— START Task material —

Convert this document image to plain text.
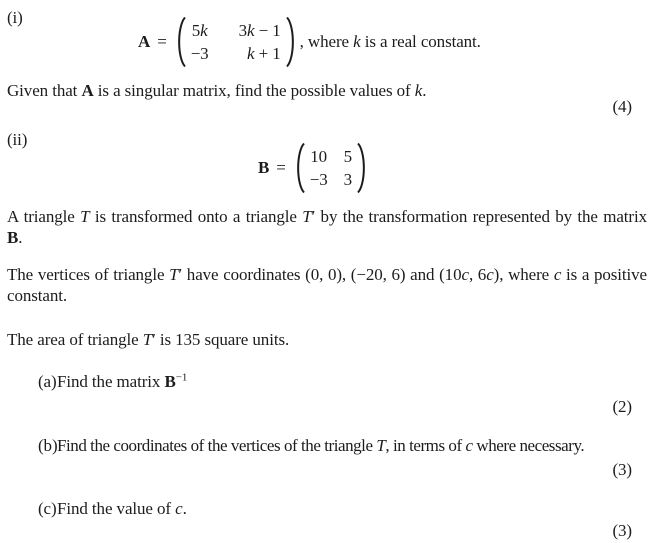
(i)
A =
5k 3k − 1
−3 k + 1
, where k is a real constant.
Given that A is a singular matrix, find the possible values of k.
(4)
(ii)
B =
10 5
−3 3
A triangle T is transformed onto a triangle T′ by the transformation represented by the matrix B.
The vertices of triangle T′ have coordinates (0, 0), (−20, 6) and (10c, 6c), where c is a positive constant.
The area of triangle T′ is 135 square units.
(a) Find the matrix $B^{-1}$
(2)
(b) Find the coordinates of the vertices of the triangle T, in terms of c where necessary.
(3)
(c) Find the value of c.
(3)
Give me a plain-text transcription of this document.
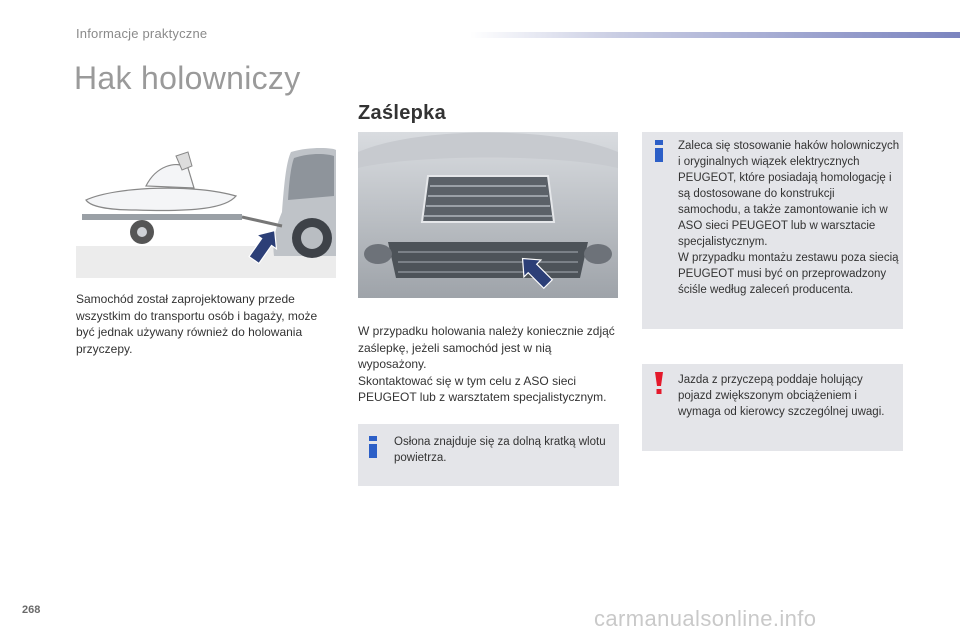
Informacje praktyczne
Hak holowniczy
Samochód został zaprojektowany przede wszystkim do transportu osób i bagaży, może być jednak używany również do holowania przyczepy.
Zaślepka
W przypadku holowania należy koniecznie zdjąć zaślepkę, jeżeli samochód jest w nią wyposażony.
Skontaktować się w tym celu z ASO sieci PEUGEOT lub z warsztatem specjalistycznym.
Osłona znajduje się za dolną kratką wlotu powietrza.
Zaleca się stosowanie haków holowniczych i oryginalnych wiązek elektrycznych PEUGEOT, które posiadają homologację i są dostosowane do konstrukcji samochodu, a także zamontowanie ich w ASO sieci PEUGEOT lub w warsztacie specjalistycznym.
W przypadku montażu zestawu poza siecią PEUGEOT musi być on przeprowadzony ściśle według zaleceń producenta.
Jazda z przyczepą poddaje holujący pojazd zwiększonym obciążeniem i wymaga od kierowcy szczególnej uwagi.
268	carmanualsonline.info
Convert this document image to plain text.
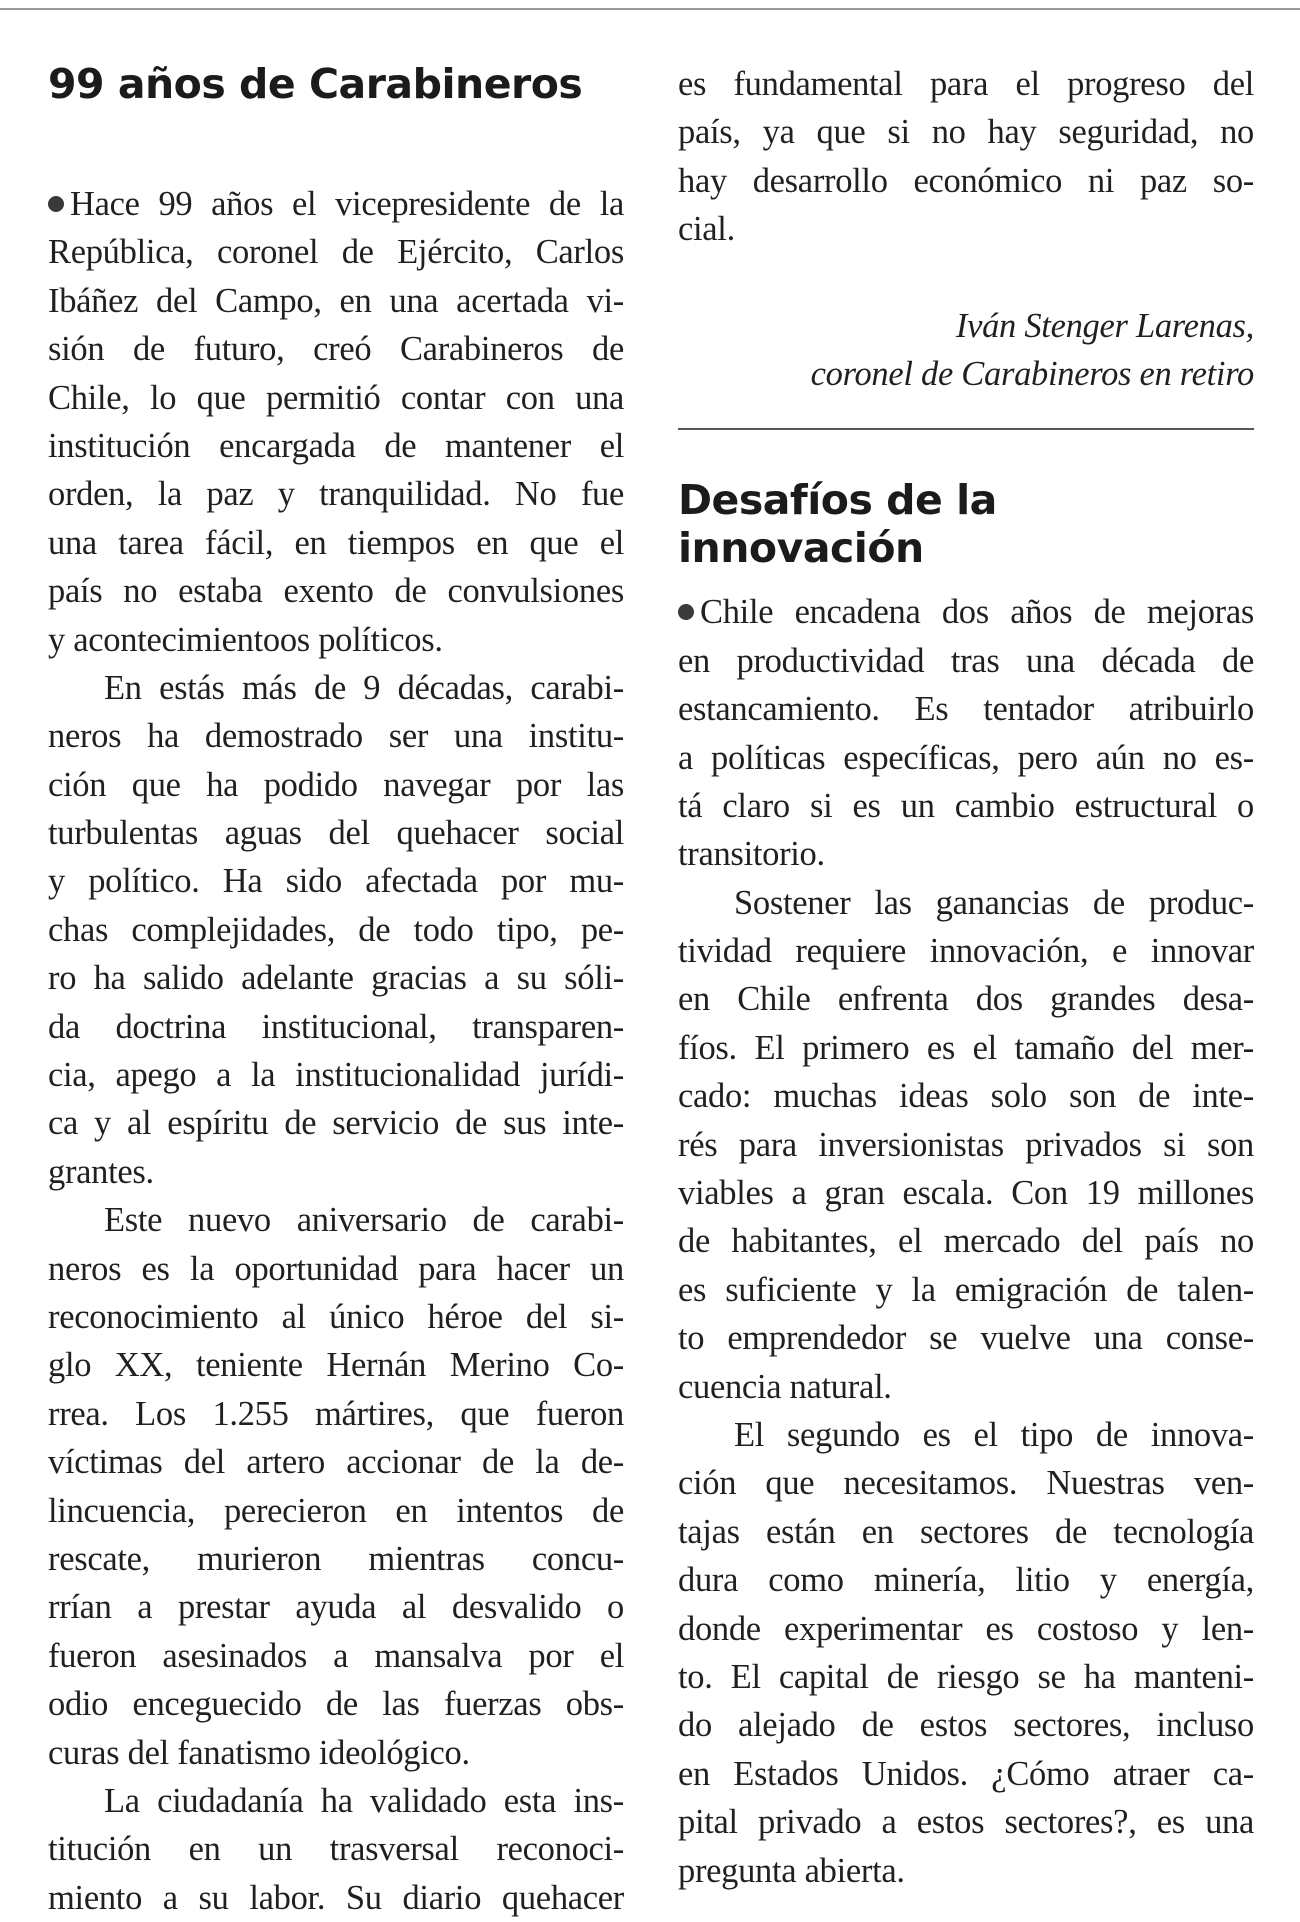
99 años de Carabineros
Hace 99 años el vicepresidente de la
República, coronel de Ejército, Carlos
Ibáñez del Campo, en una acertada vi-
sión de futuro, creó Carabineros de
Chile, lo que permitió contar con una
institución encargada de mantener el
orden, la paz y tranquilidad. No fue
una tarea fácil, en tiempos en que el
país no estaba exento de convulsiones
y acontecimientoos políticos.
En estás más de 9 décadas, carabi-
neros ha demostrado ser una institu-
ción que ha podido navegar por las
turbulentas aguas del quehacer social
y político. Ha sido afectada por mu-
chas complejidades, de todo tipo, pe-
ro ha salido adelante gracias a su sóli-
da doctrina institucional, transparen-
cia, apego a la institucionalidad jurídi-
ca y al espíritu de servicio de sus inte-
grantes.
Este nuevo aniversario de carabi-
neros es la oportunidad para hacer un
reconocimiento al único héroe del si-
glo XX, teniente Hernán Merino Co-
rrea. Los 1.255 mártires, que fueron
víctimas del artero accionar de la de-
lincuencia, perecieron en intentos de
rescate, murieron mientras concu-
rrían a prestar ayuda al desvalido o
fueron asesinados a mansalva por el
odio enceguecido de las fuerzas obs-
curas del fanatismo ideológico.
La ciudadanía ha validado esta ins-
titución en un trasversal reconoci-
miento a su labor. Su diario quehacer
es fundamental para el progreso del
país, ya que si no hay seguridad, no
hay desarrollo económico ni paz so-
cial.
Iván Stenger Larenas,
coronel de Carabineros en retiro
Desafíos de la innovación
Chile encadena dos años de mejoras
en productividad tras una década de
estancamiento. Es tentador atribuirlo
a políticas específicas, pero aún no es-
tá claro si es un cambio estructural o
transitorio.
Sostener las ganancias de produc-
tividad requiere innovación, e innovar
en Chile enfrenta dos grandes desa-
fíos. El primero es el tamaño del mer-
cado: muchas ideas solo son de inte-
rés para inversionistas privados si son
viables a gran escala. Con 19 millones
de habitantes, el mercado del país no
es suficiente y la emigración de talen-
to emprendedor se vuelve una conse-
cuencia natural.
El segundo es el tipo de innova-
ción que necesitamos. Nuestras ven-
tajas están en sectores de tecnología
dura como minería, litio y energía,
donde experimentar es costoso y len-
to. El capital de riesgo se ha manteni-
do alejado de estos sectores, incluso
en Estados Unidos. ¿Cómo atraer ca-
pital privado a estos sectores?, es una
pregunta abierta.
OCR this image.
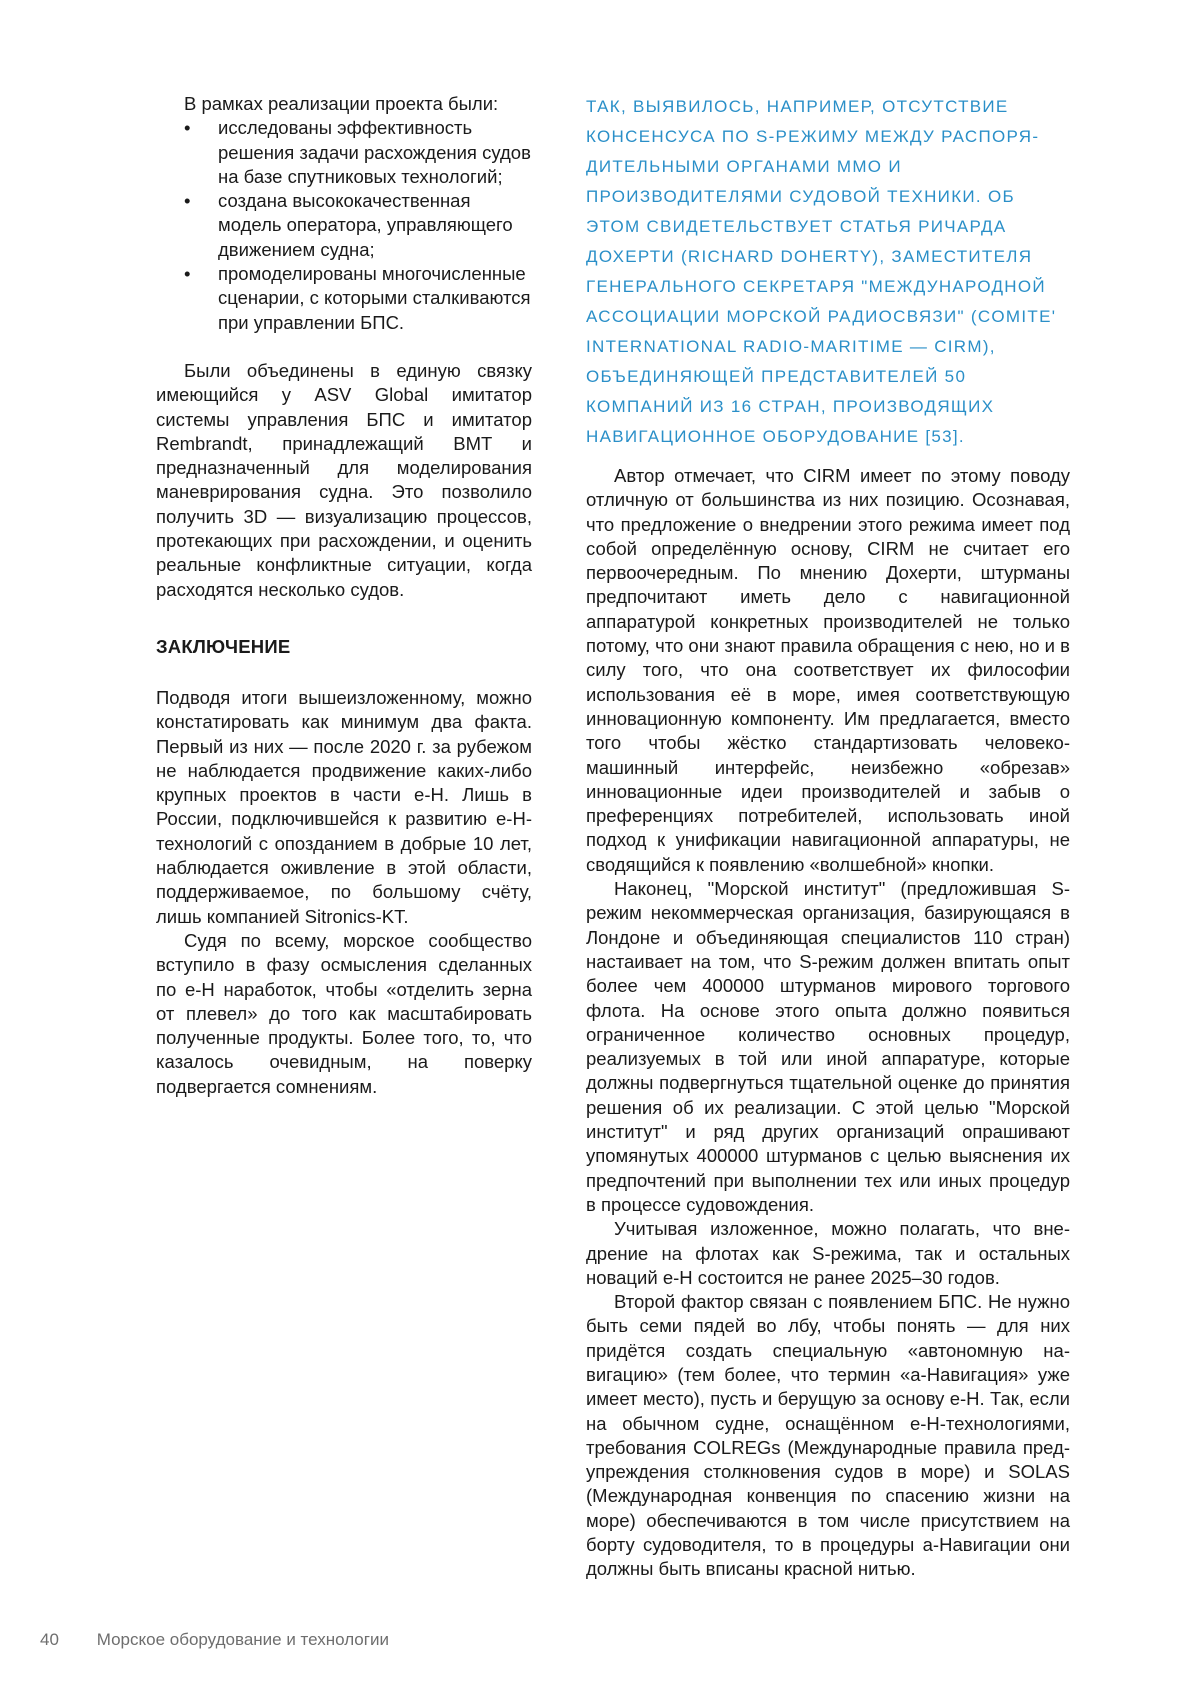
В рамках реализации проекта были:

• исследованы эффективность решения задачи расхождения судов на базе спутниковых технологий;
• создана высококачественная модель оператора, управляющего движением судна;
• промоделированы многочисленные сценарии, с которыми сталкиваются при управлении БПС.

Были объединены в единую связку имеющийся у ASV Global имитатор системы управления БПС и имитатор Rembrandt, принадлежащий BMT и предназначенный для моделирования маневрирования судна. Это позволило получить 3D — визуализацию процессов, протекающих при расхождении, и оценить реальные конфликтные ситуации, когда расходятся несколько судов.

ЗАКЛЮЧЕНИЕ

Подводя итоги вышеизложенному, можно констатировать как минимум два факта. Первый из них — после 2020 г. за рубежом не наблюдается продвижение каких-либо крупных проектов в части е-Н. Лишь в России, подключившейся к развитию е-Н-технологий с опозданием в добрые 10 лет, наблюдается оживление в этой области, поддерживаемое, по большому счёту, лишь компанией Sitronics-KT.

Судя по всему, морское сообщество вступило в фазу осмысления сделанных по е-Н наработок, чтобы «отделить зерна от плевел» до того как масштабировать полученные продукты. Более того, то, что казалось очевидным, на поверку подвергается сомнениям.

ТАК, ВЫЯВИЛОСЬ, НАПРИМЕР, ОТСУТСТВИЕ КОНСЕНСУСА ПО S-РЕЖИМУ МЕЖДУ РАСПОРЯ-ДИТЕЛЬНЫМИ ОРГАНАМИ ММО И ПРОИЗВОДИТЕЛЯМИ СУДОВОЙ ТЕХНИКИ. ОБ ЭТОМ СВИДЕТЕЛЬСТВУЕТ СТАТЬЯ РИЧАРДА ДОХЕРТИ (RICHARD DOHERTY), ЗАМЕСТИТЕЛЯ ГЕНЕРАЛЬНОГО СЕКРЕТАРЯ "МЕЖДУНАРОДНОЙ АССОЦИАЦИИ МОРСКОЙ РАДИОСВЯЗИ" (COMITE' INTERNATIONAL RADIO-MARITIME — CIRM), ОБЪЕДИНЯЮЩЕЙ ПРЕДСТАВИТЕЛЕЙ 50 КОМПАНИЙ ИЗ 16 СТРАН, ПРОИЗВОДЯЩИХ НАВИГАЦИОННОЕ ОБОРУДОВАНИЕ [53].

Автор отмечает, что CIRM имеет по этому поводу отличную от большинства из них позицию. Осознавая, что предложение о внедрении этого режима имеет под собой определённую основу, CIRM не считает его первоочередным. По мнению Дохерти, штурманы предпочитают иметь дело с навигационной аппаратурой конкретных производителей не только потому, что они знают правила обращения с нею, но и в силу того, что она соответствует их философии использования её в море, имея соответствующую инновационную компоненту. Им предлагается, вместо того чтобы жёстко стандартизовать человеко-машинный интерфейс, неизбежно «обрезав» инновационные идеи производителей и забыв о преференциях потребителей, использовать иной подход к унификации навигационной аппаратуры, не сводящийся к появлению «волшебной» кнопки.

Наконец, "Морской институт" (предложившая S-режим некоммерческая организация, базирующаяся в Лондоне и объединяющая специалистов 110 стран) настаивает на том, что S-режим должен впитать опыт более чем 400000 штурманов мирового торгового флота. На основе этого опыта должно появиться ограниченное количество основных процедур, реализуемых в той или иной аппаратуре, которые должны подвергнуться тщательной оценке до принятия решения об их реализации. С этой целью "Морской институт" и ряд других организаций опрашивают упомянутых 400000 штурманов с целью выяснения их предпочтений при выполнении тех или иных процедур в процессе судовождения.

Учитывая изложенное, можно полагать, что внедрение на флотах как S-режима, так и остальных новаций е-Н состоится не ранее 2025–30 годов.

Второй фактор связан с появлением БПС. Не нужно быть семи пядей во лбу, чтобы понять — для них придётся создать специальную «автономную навигацию» (тем более, что термин «а-Навигация» уже имеет место), пусть и берущую за основу е-Н. Так, если на обычном судне, оснащённом е-Н-технологиями, требования COLREGs (Международные правила предупреждения столкновения судов в море) и SOLAS (Международная конвенция по спасению жизни на море) обеспечиваются в том числе присутствием на борту судоводителя, то в процедуры а-Навигации они должны быть вписаны красной нитью.

40 Морское оборудование и технологии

— END Task material —

**Task description:**
Look through the entries above; copy each line where the string "quehacer" appears.

**Answer for the task:**
turbulentas aguas del quehacer social
miento a su labor. Su diario quehacer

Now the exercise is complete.